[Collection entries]
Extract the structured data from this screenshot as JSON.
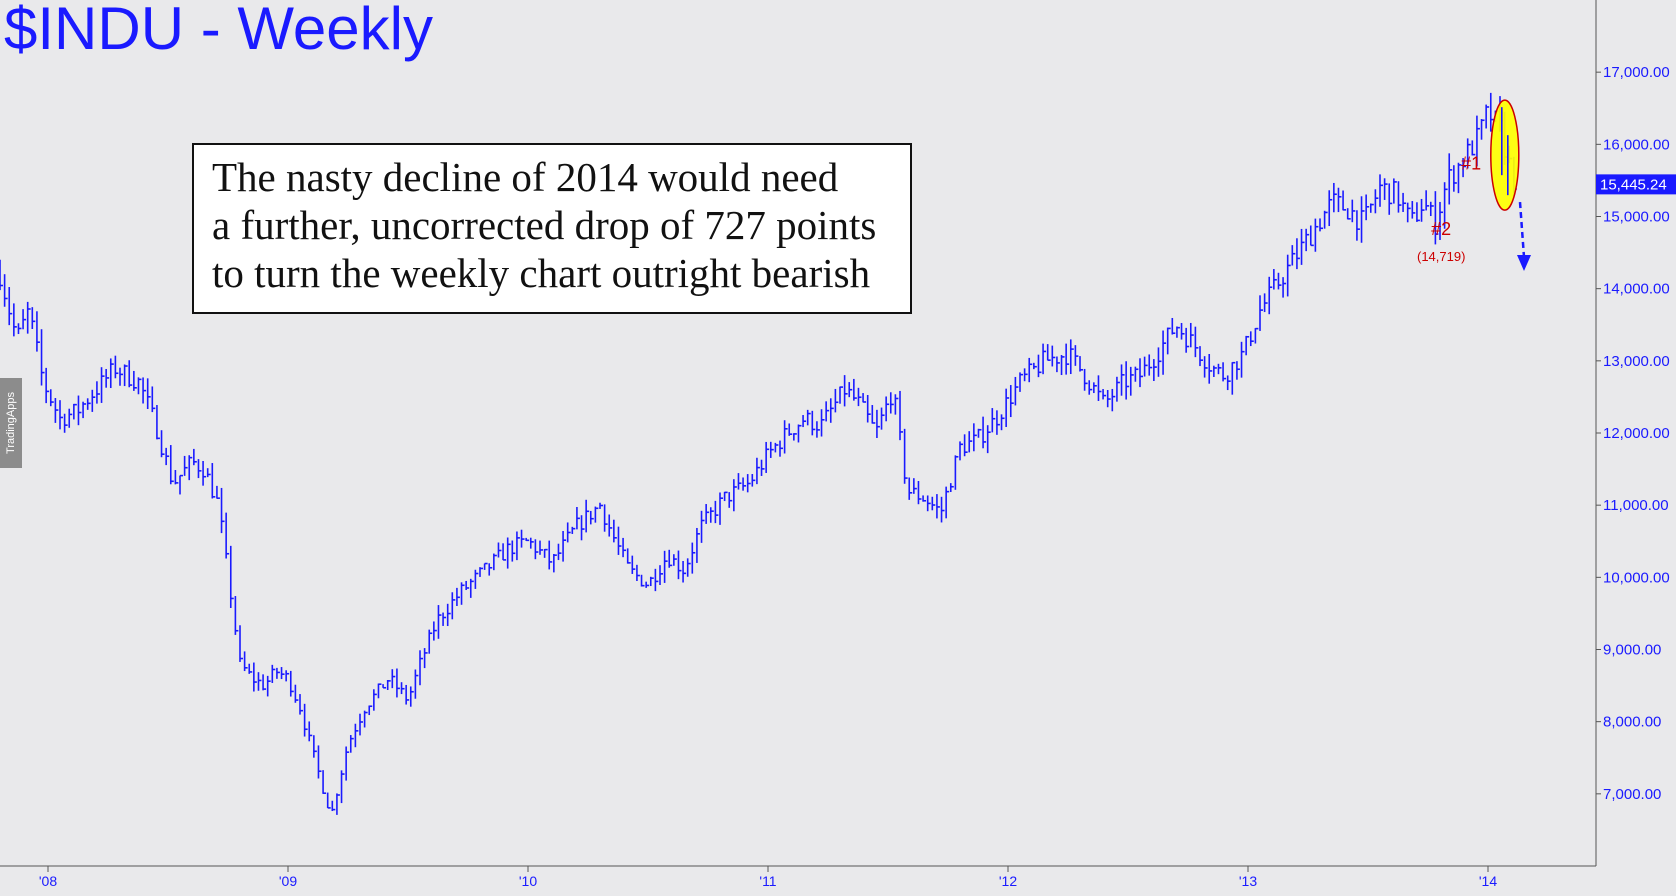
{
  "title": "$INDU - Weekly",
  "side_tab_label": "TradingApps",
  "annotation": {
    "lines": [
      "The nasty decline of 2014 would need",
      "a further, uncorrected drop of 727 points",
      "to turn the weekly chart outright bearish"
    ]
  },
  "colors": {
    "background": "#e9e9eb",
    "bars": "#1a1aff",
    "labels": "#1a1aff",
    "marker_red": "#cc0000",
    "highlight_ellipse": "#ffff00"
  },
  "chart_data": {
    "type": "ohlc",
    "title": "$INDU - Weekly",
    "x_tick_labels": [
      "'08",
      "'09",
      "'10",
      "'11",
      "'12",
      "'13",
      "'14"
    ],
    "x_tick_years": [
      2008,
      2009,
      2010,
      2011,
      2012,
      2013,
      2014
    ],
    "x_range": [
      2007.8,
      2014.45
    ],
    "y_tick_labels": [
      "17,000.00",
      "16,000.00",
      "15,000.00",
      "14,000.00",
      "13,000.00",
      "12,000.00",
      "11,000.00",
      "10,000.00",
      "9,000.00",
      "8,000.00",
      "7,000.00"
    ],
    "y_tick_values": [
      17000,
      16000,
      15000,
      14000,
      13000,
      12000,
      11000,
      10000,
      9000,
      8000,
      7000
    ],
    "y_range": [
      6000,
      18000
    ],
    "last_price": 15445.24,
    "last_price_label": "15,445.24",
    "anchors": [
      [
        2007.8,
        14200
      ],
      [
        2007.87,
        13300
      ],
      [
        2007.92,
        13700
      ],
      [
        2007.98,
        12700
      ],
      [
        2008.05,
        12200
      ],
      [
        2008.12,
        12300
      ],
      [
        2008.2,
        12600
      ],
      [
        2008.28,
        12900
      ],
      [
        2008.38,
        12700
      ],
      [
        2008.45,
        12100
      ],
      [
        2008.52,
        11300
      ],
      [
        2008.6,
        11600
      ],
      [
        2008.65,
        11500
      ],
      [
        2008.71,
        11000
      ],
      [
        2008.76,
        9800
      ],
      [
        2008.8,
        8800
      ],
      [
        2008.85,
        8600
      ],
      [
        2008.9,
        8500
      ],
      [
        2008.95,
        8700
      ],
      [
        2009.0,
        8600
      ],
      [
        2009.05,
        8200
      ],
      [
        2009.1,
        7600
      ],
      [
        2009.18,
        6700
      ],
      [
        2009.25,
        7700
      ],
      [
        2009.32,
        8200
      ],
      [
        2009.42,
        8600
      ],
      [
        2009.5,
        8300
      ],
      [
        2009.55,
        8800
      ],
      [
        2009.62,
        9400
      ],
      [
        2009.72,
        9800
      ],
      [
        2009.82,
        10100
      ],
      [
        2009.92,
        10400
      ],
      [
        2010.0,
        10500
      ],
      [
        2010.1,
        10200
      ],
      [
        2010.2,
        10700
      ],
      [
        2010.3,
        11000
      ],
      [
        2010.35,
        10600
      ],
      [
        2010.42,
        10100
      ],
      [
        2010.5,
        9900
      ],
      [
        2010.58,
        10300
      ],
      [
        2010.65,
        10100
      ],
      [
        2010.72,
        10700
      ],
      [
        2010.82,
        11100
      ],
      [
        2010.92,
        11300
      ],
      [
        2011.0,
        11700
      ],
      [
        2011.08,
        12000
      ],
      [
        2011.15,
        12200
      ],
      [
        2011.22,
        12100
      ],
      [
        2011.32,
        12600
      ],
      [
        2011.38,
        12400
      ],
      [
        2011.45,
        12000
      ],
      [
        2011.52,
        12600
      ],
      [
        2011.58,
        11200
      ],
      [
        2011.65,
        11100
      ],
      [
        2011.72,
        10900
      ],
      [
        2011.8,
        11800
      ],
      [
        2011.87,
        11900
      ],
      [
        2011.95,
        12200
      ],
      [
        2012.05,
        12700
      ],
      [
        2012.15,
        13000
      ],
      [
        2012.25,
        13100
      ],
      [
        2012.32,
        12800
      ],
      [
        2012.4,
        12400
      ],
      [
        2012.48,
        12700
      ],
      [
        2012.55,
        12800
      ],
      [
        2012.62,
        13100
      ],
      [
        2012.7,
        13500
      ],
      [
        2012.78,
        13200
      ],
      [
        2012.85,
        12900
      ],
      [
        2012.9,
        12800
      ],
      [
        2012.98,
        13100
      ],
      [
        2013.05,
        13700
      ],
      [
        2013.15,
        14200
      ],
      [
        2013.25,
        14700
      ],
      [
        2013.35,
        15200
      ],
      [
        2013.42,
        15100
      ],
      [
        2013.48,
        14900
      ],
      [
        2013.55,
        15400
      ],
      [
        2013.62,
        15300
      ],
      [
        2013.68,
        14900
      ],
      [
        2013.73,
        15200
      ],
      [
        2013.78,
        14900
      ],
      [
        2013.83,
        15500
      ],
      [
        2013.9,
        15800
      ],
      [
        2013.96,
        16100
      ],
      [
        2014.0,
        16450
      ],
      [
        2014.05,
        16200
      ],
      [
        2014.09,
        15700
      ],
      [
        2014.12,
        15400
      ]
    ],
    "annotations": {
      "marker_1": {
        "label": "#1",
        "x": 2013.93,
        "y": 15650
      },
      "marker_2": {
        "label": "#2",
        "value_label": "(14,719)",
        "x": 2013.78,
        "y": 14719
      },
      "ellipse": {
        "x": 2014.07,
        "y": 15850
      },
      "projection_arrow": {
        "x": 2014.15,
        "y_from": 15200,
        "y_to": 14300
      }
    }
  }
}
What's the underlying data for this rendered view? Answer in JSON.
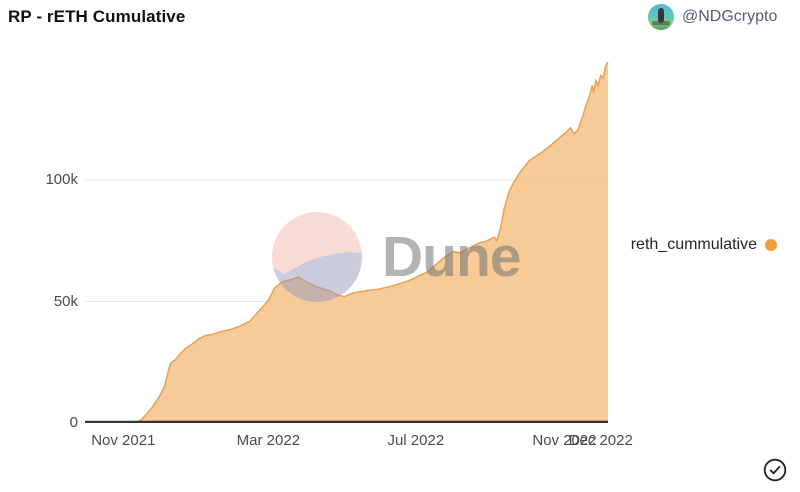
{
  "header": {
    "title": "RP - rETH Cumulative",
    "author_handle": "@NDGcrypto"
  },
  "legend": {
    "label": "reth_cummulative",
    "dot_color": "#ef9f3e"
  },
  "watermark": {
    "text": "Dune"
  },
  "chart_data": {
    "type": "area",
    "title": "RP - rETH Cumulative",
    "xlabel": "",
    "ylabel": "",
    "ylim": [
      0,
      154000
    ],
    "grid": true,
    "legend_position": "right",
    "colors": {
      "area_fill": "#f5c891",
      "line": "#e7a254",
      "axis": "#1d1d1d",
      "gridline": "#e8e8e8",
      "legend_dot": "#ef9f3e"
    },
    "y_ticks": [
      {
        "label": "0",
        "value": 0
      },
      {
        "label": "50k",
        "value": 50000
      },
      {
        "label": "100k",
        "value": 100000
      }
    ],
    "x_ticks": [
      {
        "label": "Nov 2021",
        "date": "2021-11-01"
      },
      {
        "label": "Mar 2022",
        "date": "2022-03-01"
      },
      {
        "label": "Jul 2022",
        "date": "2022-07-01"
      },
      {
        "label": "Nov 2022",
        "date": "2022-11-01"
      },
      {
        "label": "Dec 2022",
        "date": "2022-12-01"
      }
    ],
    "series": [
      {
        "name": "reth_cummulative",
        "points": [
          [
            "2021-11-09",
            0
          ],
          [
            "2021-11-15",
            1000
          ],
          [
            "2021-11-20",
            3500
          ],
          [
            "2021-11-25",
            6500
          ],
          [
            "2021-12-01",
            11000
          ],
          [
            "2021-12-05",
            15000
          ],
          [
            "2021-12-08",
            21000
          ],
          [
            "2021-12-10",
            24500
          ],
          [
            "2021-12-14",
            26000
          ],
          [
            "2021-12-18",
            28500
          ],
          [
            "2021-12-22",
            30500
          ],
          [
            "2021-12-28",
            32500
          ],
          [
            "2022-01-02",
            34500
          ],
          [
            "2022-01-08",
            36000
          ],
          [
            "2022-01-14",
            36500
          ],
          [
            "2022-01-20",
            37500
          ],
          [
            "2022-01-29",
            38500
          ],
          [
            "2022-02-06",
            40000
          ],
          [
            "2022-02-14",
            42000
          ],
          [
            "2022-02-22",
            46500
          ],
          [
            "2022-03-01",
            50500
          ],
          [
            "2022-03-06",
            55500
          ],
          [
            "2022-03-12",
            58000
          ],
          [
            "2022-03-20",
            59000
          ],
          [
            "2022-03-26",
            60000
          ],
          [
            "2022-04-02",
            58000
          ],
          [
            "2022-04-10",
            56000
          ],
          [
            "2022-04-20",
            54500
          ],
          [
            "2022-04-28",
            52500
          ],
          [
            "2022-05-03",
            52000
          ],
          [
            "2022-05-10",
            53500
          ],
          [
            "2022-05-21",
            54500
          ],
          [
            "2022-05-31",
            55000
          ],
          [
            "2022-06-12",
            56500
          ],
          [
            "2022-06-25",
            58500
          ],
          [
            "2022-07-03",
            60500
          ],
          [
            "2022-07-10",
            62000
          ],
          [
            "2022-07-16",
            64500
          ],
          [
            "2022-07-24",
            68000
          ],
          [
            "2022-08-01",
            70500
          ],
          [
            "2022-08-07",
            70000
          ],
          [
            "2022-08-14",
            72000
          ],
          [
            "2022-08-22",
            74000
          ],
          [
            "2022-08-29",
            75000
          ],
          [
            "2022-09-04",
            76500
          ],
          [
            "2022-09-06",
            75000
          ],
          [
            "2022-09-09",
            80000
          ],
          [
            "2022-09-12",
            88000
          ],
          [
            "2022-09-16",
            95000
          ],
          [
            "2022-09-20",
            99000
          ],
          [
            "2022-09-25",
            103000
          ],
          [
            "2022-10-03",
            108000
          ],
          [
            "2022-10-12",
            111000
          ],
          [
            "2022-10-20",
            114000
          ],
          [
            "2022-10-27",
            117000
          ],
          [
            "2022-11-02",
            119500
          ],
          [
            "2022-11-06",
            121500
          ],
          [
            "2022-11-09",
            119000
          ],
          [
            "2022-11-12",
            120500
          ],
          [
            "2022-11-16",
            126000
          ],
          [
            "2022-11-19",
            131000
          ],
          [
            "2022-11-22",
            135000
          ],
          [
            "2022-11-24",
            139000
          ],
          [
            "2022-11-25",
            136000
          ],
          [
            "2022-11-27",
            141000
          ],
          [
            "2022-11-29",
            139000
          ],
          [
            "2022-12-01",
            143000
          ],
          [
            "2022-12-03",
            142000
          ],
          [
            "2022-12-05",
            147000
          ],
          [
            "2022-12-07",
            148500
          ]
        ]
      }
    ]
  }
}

→ **SHORT PROBLEM**
Scan the material above. Copy each line where "this" occurs.

→ **RESPONSE TO THE EXERCISE**
Extract the structured data from this screenshot as JSON.
What's the underlying data for this rendered view? Answer in JSON.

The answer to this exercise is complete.